■ **Data for the task**
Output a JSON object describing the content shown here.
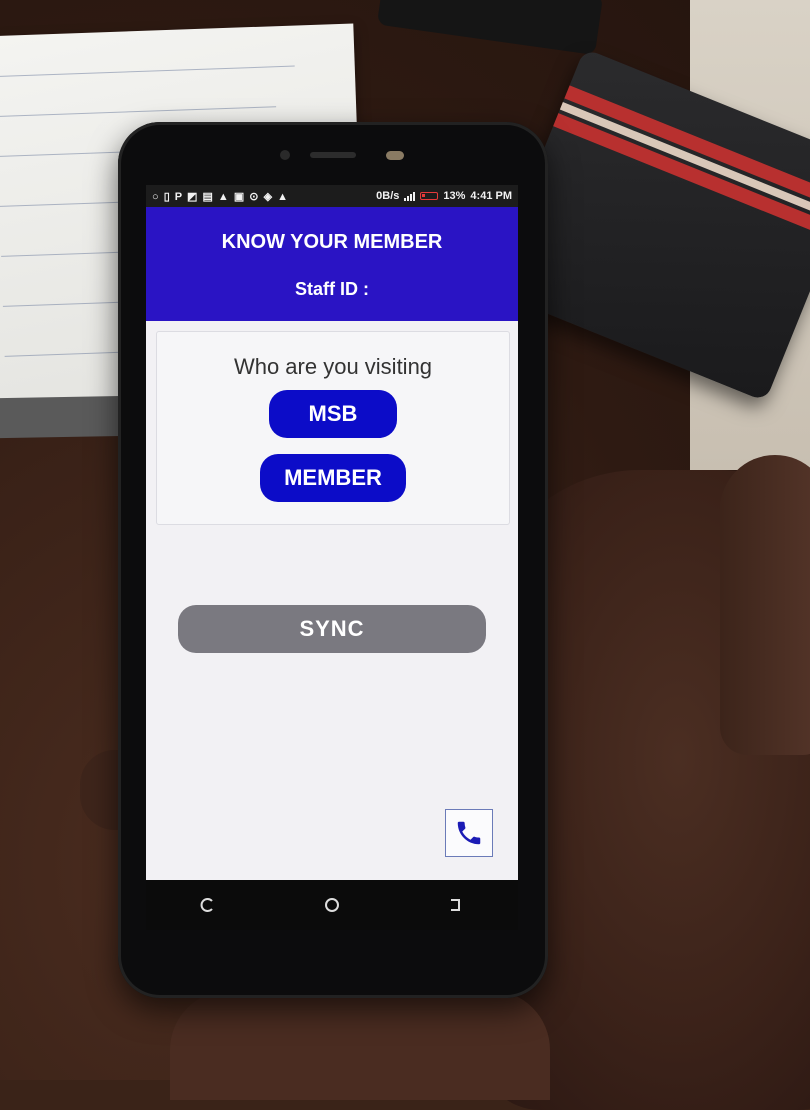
{
  "status_bar": {
    "left_icons": "○ ▯ P ◩ ▤ ▲ ▣ ⊙ ◈ ▲",
    "speed": "0B/s",
    "battery": "13%",
    "time": "4:41 PM",
    "battery_color": "#e33a3a"
  },
  "header": {
    "title": "KNOW YOUR MEMBER",
    "staff_id_label": "Staff ID :",
    "background": "#2a14c4"
  },
  "visit_card": {
    "prompt": "Who are you visiting",
    "options": [
      "MSB",
      "MEMBER"
    ],
    "button_color": "#0c0cc8"
  },
  "sync_button": {
    "label": "SYNC",
    "color": "#7a7980"
  },
  "call_button": {
    "icon": "phone-icon"
  },
  "navigation": {
    "keys": [
      "recent-apps-icon",
      "home-icon",
      "back-icon"
    ]
  }
}
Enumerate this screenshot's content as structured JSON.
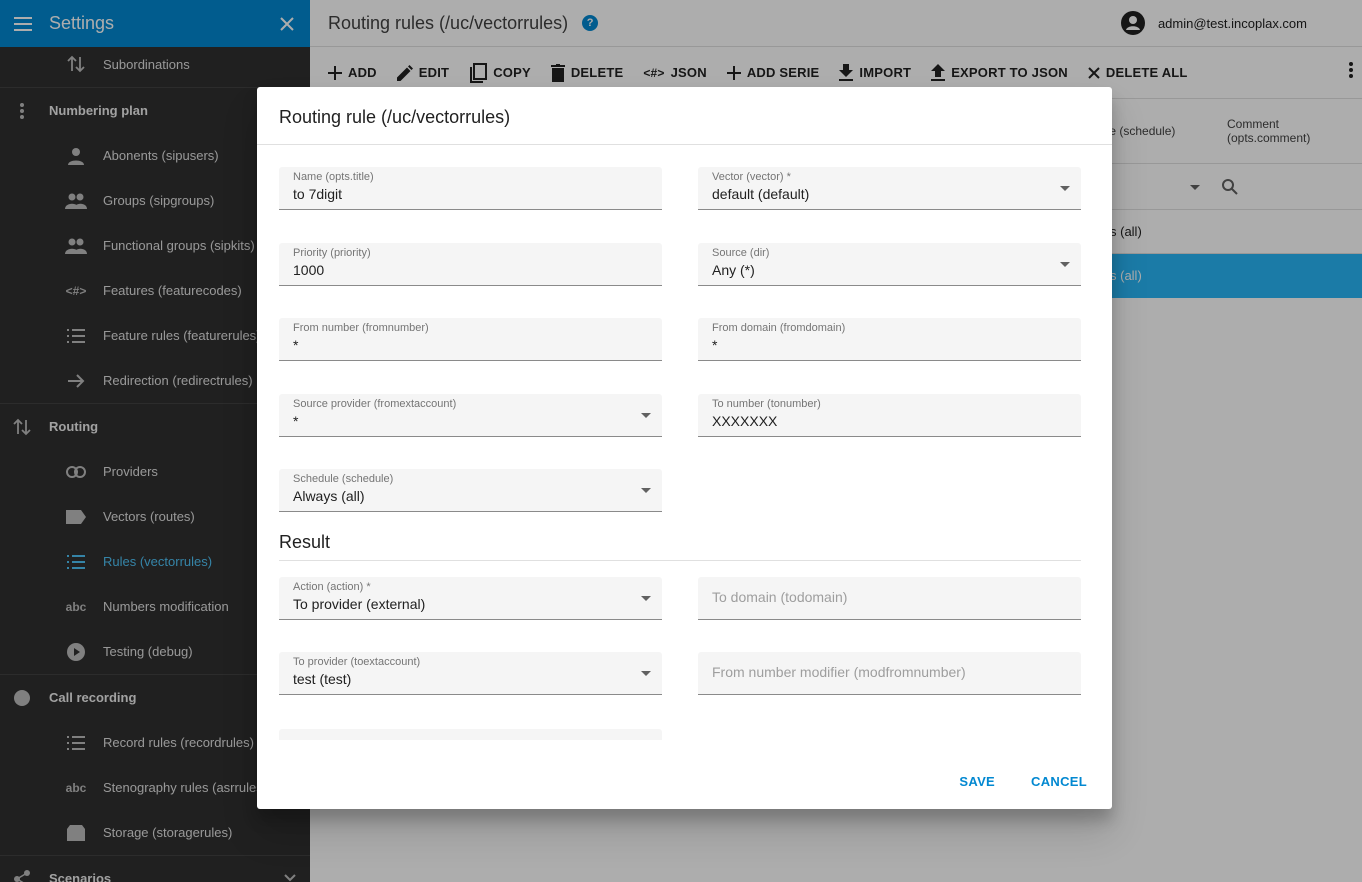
{
  "sidebar": {
    "title": "Settings",
    "items": [
      {
        "label": "Subordinations",
        "icon": "sort-arrows-icon",
        "type": "child"
      },
      {
        "label": "Numbering plan",
        "icon": "more-vert-icon",
        "type": "group"
      },
      {
        "label": "Abonents (sipusers)",
        "icon": "person-icon",
        "type": "child"
      },
      {
        "label": "Groups (sipgroups)",
        "icon": "people-icon",
        "type": "child"
      },
      {
        "label": "Functional groups (sipkits)",
        "icon": "people-icon",
        "type": "child"
      },
      {
        "label": "Features (featurecodes)",
        "icon": "code-icon",
        "type": "child"
      },
      {
        "label": "Feature rules (featurerules)",
        "icon": "list-icon",
        "type": "child"
      },
      {
        "label": "Redirection (redirectrules)",
        "icon": "arrow-right-icon",
        "type": "child"
      },
      {
        "label": "Routing",
        "icon": "sort-arrows-icon",
        "type": "group"
      },
      {
        "label": "Providers",
        "icon": "link-icon",
        "type": "child"
      },
      {
        "label": "Vectors (routes)",
        "icon": "label-icon",
        "type": "child"
      },
      {
        "label": "Rules (vectorrules)",
        "icon": "list-icon",
        "type": "child",
        "active": true
      },
      {
        "label": "Numbers modification",
        "icon": "spellcheck-icon",
        "type": "child"
      },
      {
        "label": "Testing (debug)",
        "icon": "play-circle-icon",
        "type": "child"
      },
      {
        "label": "Call recording",
        "icon": "circle-icon",
        "type": "group"
      },
      {
        "label": "Record rules (recordrules)",
        "icon": "list-icon",
        "type": "child"
      },
      {
        "label": "Stenography rules (asrrules)",
        "icon": "spellcheck-icon",
        "type": "child"
      },
      {
        "label": "Storage (storagerules)",
        "icon": "storage-icon",
        "type": "child"
      },
      {
        "label": "Scenarios",
        "icon": "share-icon",
        "type": "group"
      }
    ]
  },
  "header": {
    "page_title": "Routing rules (/uc/vectorrules)",
    "help": "?",
    "user": "admin@test.incoplax.com"
  },
  "toolbar": {
    "add": "ADD",
    "edit": "EDIT",
    "copy": "COPY",
    "delete": "DELETE",
    "json": "JSON",
    "add_serie": "ADD SERIE",
    "import": "IMPORT",
    "export": "EXPORT TO JSON",
    "delete_all": "DELETE ALL"
  },
  "table": {
    "col_schedule": "ule (schedule)",
    "col_comment_1": "Comment",
    "col_comment_2": "(opts.comment)",
    "row1_schedule": "s (all)",
    "row2_schedule": "s (all)"
  },
  "dialog": {
    "title": "Routing rule (/uc/vectorrules)",
    "fields": {
      "name": {
        "label": "Name (opts.title)",
        "value": "to 7digit"
      },
      "vector": {
        "label": "Vector (vector) *",
        "value": "default (default)"
      },
      "priority": {
        "label": "Priority (priority)",
        "value": "1000"
      },
      "source": {
        "label": "Source (dir)",
        "value": "Any (*)"
      },
      "fromnumber": {
        "label": "From number (fromnumber)",
        "value": "*"
      },
      "fromdomain": {
        "label": "From domain (fromdomain)",
        "value": "*"
      },
      "fromextaccount": {
        "label": "Source provider (fromextaccount)",
        "value": "*"
      },
      "tonumber": {
        "label": "To number (tonumber)",
        "value": "XXXXXXX"
      },
      "schedule": {
        "label": "Schedule (schedule)",
        "value": "Always (all)"
      },
      "action": {
        "label": "Action (action) *",
        "value": "To provider (external)"
      },
      "todomain": {
        "placeholder": "To domain (todomain)"
      },
      "toextaccount": {
        "label": "To provider (toextaccount)",
        "value": "test (test)"
      },
      "modfromnumber": {
        "placeholder": "From number modifier (modfromnumber)"
      }
    },
    "section_result": "Result",
    "save": "SAVE",
    "cancel": "CANCEL"
  },
  "colors": {
    "accent": "#0288d1",
    "sidebar_bg": "#303030",
    "active_item": "#4fc3f7",
    "selected_row": "#29b6f6"
  }
}
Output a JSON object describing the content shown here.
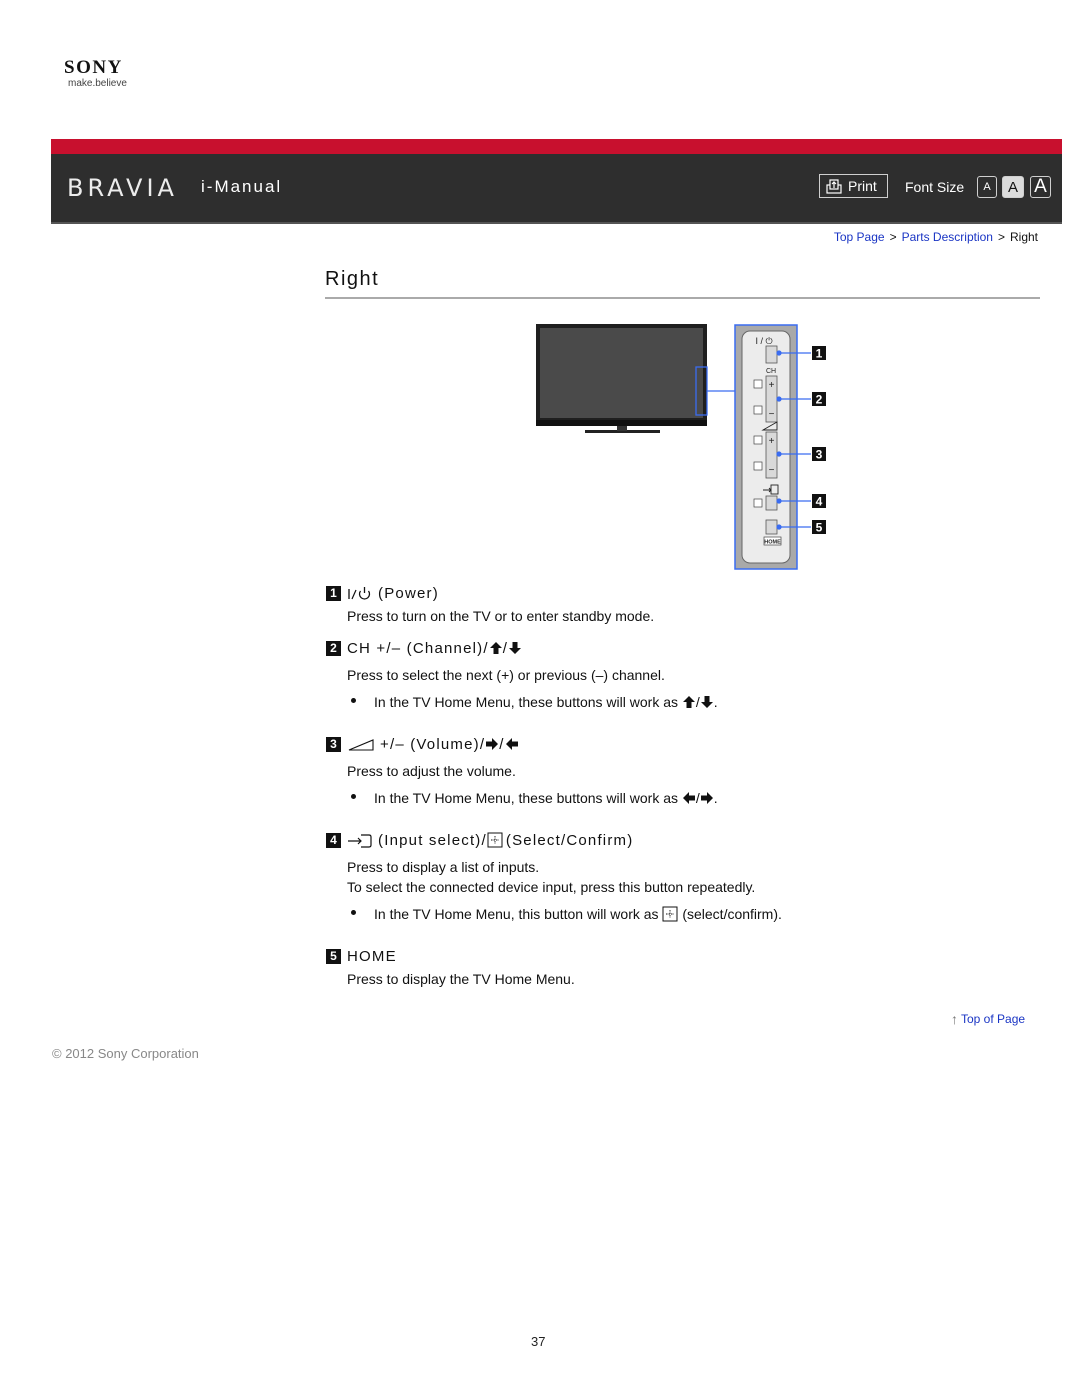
{
  "brand": {
    "logo": "SONY",
    "tagline": "make.believe"
  },
  "header": {
    "product": "BRAVIA",
    "manual": "i-Manual",
    "print_label": "Print",
    "font_size_label": "Font Size",
    "font_sizes": [
      "A",
      "A",
      "A"
    ],
    "font_size_selected": "medium",
    "colors": {
      "red_band": "#c8102e",
      "bar": "#2e2e2e"
    }
  },
  "breadcrumb": {
    "items": [
      "Top Page",
      "Parts Description"
    ],
    "separator": ">",
    "current": "Right"
  },
  "page": {
    "title": "Right",
    "page_number": "37"
  },
  "illustration": {
    "callouts": [
      "1",
      "2",
      "3",
      "4",
      "5"
    ],
    "labels": {
      "power": "I / ⏻",
      "ch": "CH",
      "home": "HOME"
    }
  },
  "sections": [
    {
      "number": "1",
      "icon": "power-icon",
      "heading": "(Power)",
      "lines": [
        "Press to turn on the TV or to enter standby mode."
      ],
      "bullets": []
    },
    {
      "number": "2",
      "icon": "",
      "heading": "CH +/– (Channel)/",
      "heading_icons": [
        "arrow-up-icon",
        "arrow-down-icon"
      ],
      "lines": [
        "Press to select the next (+) or previous (–) channel."
      ],
      "bullets": [
        {
          "text": "In the TV Home Menu, these buttons will work as",
          "icons": [
            "arrow-up-icon",
            "arrow-down-icon"
          ],
          "after": "."
        }
      ]
    },
    {
      "number": "3",
      "icon": "volume-icon",
      "heading": "+/– (Volume)/",
      "heading_icons": [
        "arrow-right-icon",
        "arrow-left-icon"
      ],
      "lines": [
        "Press to adjust the volume."
      ],
      "bullets": [
        {
          "text": "In the TV Home Menu, these buttons will work as",
          "icons": [
            "arrow-left-icon",
            "arrow-right-icon"
          ],
          "after": "."
        }
      ]
    },
    {
      "number": "4",
      "icon": "input-select-icon",
      "heading": "(Input select)/",
      "heading_2": "(Select/Confirm)",
      "lines": [
        "Press to display a list of inputs.",
        "To select the connected device input, press this button repeatedly."
      ],
      "bullets": [
        {
          "text": "In the TV Home Menu, this button will work as",
          "icons": [
            "select-confirm-icon"
          ],
          "after": "(select/confirm)."
        }
      ]
    },
    {
      "number": "5",
      "icon": "",
      "heading": "HOME",
      "lines": [
        "Press to display the TV Home Menu."
      ],
      "bullets": []
    }
  ],
  "footer": {
    "top_of_page": "Top of Page",
    "copyright": "© 2012 Sony Corporation"
  }
}
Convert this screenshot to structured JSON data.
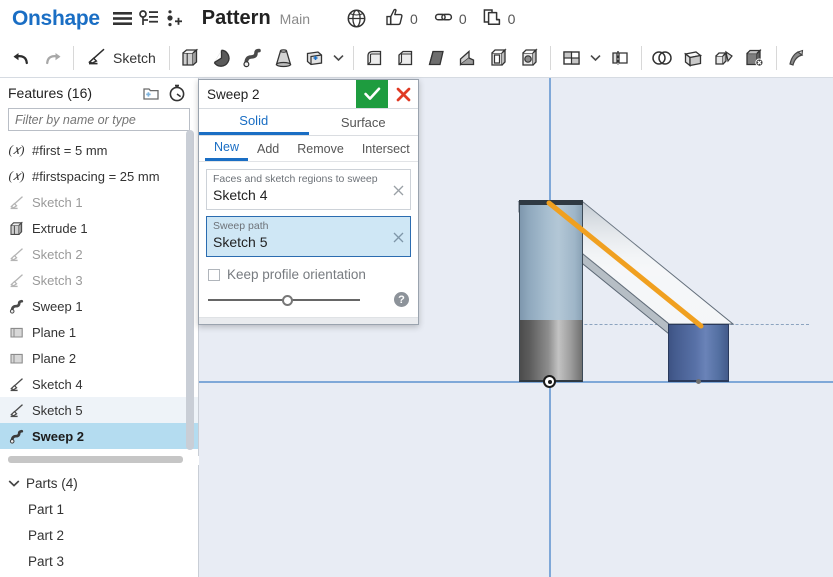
{
  "header": {
    "brand": "Onshape",
    "menu_icon": "hamburger-menu-icon",
    "versions_icon": "version-graph-icon",
    "add_version_icon": "add-version-icon",
    "document_title": "Pattern",
    "branch": "Main",
    "globe_icon": "globe-icon",
    "counters": [
      {
        "icon": "thumbs-up-icon",
        "value": "0"
      },
      {
        "icon": "link-icon",
        "value": "0"
      },
      {
        "icon": "copy-documents-icon",
        "value": "0"
      }
    ]
  },
  "toolbar": {
    "undo_label": "undo-icon",
    "redo_label": "redo-icon",
    "sketch_label": "Sketch",
    "tools": [
      "extrude-icon",
      "revolve-icon",
      "sweep-icon",
      "loft-icon",
      "thicken-icon",
      "fillet-icon",
      "chamfer-icon",
      "draft-icon",
      "rib-icon",
      "shell-icon",
      "hole-icon",
      "pattern-icon",
      "mirror-icon",
      "boolean-icon",
      "split-icon",
      "transform-icon",
      "delete-face-icon",
      "move-face-icon"
    ]
  },
  "features_panel": {
    "title": "Features (16)",
    "new_folder_icon": "new-folder-icon",
    "rollback_icon": "rollback-timer-icon",
    "filter_placeholder": "Filter by name or type",
    "filter_value": "",
    "items": [
      {
        "label": "#first = 5 mm",
        "icon": "variable-icon",
        "state": "normal"
      },
      {
        "label": "#firstspacing = 25 mm",
        "icon": "variable-icon",
        "state": "normal"
      },
      {
        "label": "Sketch 1",
        "icon": "sketch-icon",
        "state": "dim"
      },
      {
        "label": "Extrude 1",
        "icon": "extrude-icon",
        "state": "normal"
      },
      {
        "label": "Sketch 2",
        "icon": "sketch-icon",
        "state": "dim"
      },
      {
        "label": "Sketch 3",
        "icon": "sketch-icon",
        "state": "dim"
      },
      {
        "label": "Sweep 1",
        "icon": "sweep-icon",
        "state": "normal"
      },
      {
        "label": "Plane 1",
        "icon": "plane-icon",
        "state": "normal"
      },
      {
        "label": "Plane 2",
        "icon": "plane-icon",
        "state": "normal"
      },
      {
        "label": "Sketch 4",
        "icon": "sketch-icon",
        "state": "normal"
      },
      {
        "label": "Sketch 5",
        "icon": "sketch-icon",
        "state": "hover"
      },
      {
        "label": "Sweep 2",
        "icon": "sweep-icon",
        "state": "selected"
      }
    ],
    "parts": {
      "header": "Parts (4)",
      "expanded": true,
      "items": [
        "Part 1",
        "Part 2",
        "Part 3"
      ]
    }
  },
  "dialog": {
    "title": "Sweep 2",
    "accept_icon": "checkmark-icon",
    "cancel_icon": "close-icon",
    "main_tabs": [
      {
        "label": "Solid",
        "active": true
      },
      {
        "label": "Surface",
        "active": false
      }
    ],
    "sub_tabs": [
      {
        "label": "New",
        "active": true
      },
      {
        "label": "Add",
        "active": false
      },
      {
        "label": "Remove",
        "active": false
      },
      {
        "label": "Intersect",
        "active": false
      }
    ],
    "fields": [
      {
        "label": "Faces and sketch regions to sweep",
        "value": "Sketch 4",
        "active": false,
        "clear_icon": "clear-icon"
      },
      {
        "label": "Sweep path",
        "value": "Sketch 5",
        "active": true,
        "clear_icon": "clear-icon"
      }
    ],
    "checkbox": {
      "label": "Keep profile orientation",
      "checked": false
    },
    "slider": {
      "position_percent": 49
    },
    "help_icon": "help-icon",
    "help_label": "?"
  },
  "canvas": {
    "background_color": "#e8ecf4",
    "axis_color": "#7fa8d8",
    "sweep_path_color": "#f0a020",
    "origin_icon": "origin-marker-icon",
    "part_colors": {
      "profile_body": "#a8bfd0",
      "base_cylinder": "#8e8e8e",
      "end_cylinder": "#5871a7"
    }
  }
}
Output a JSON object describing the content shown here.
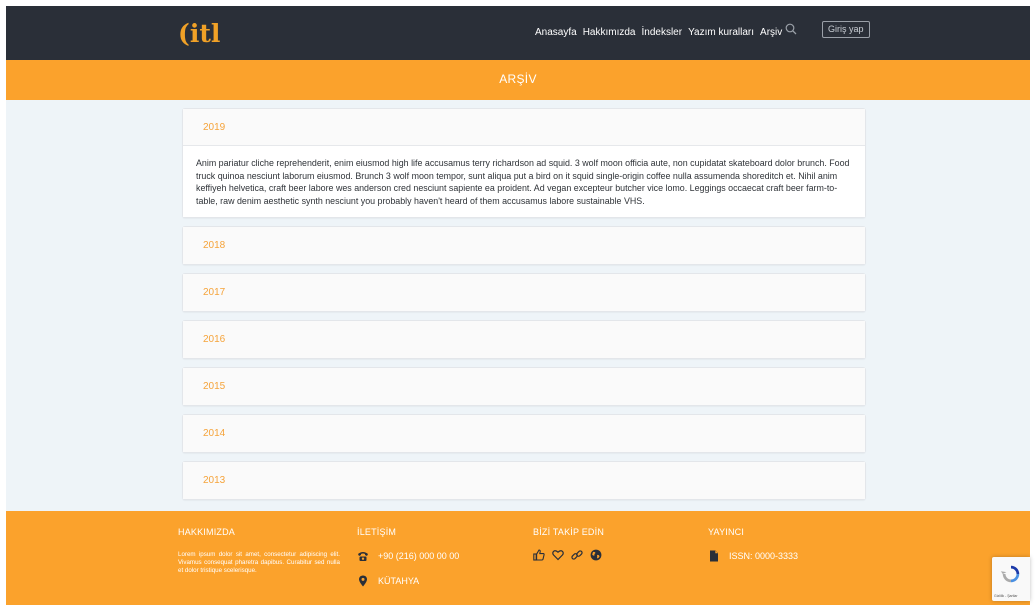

■ **Aim of the exercise**
Take each line containing the string "display" and copy it out.

■ **Full solution**
        "Press to display a list of inputs.",
        "Press to display the TV Home Menu."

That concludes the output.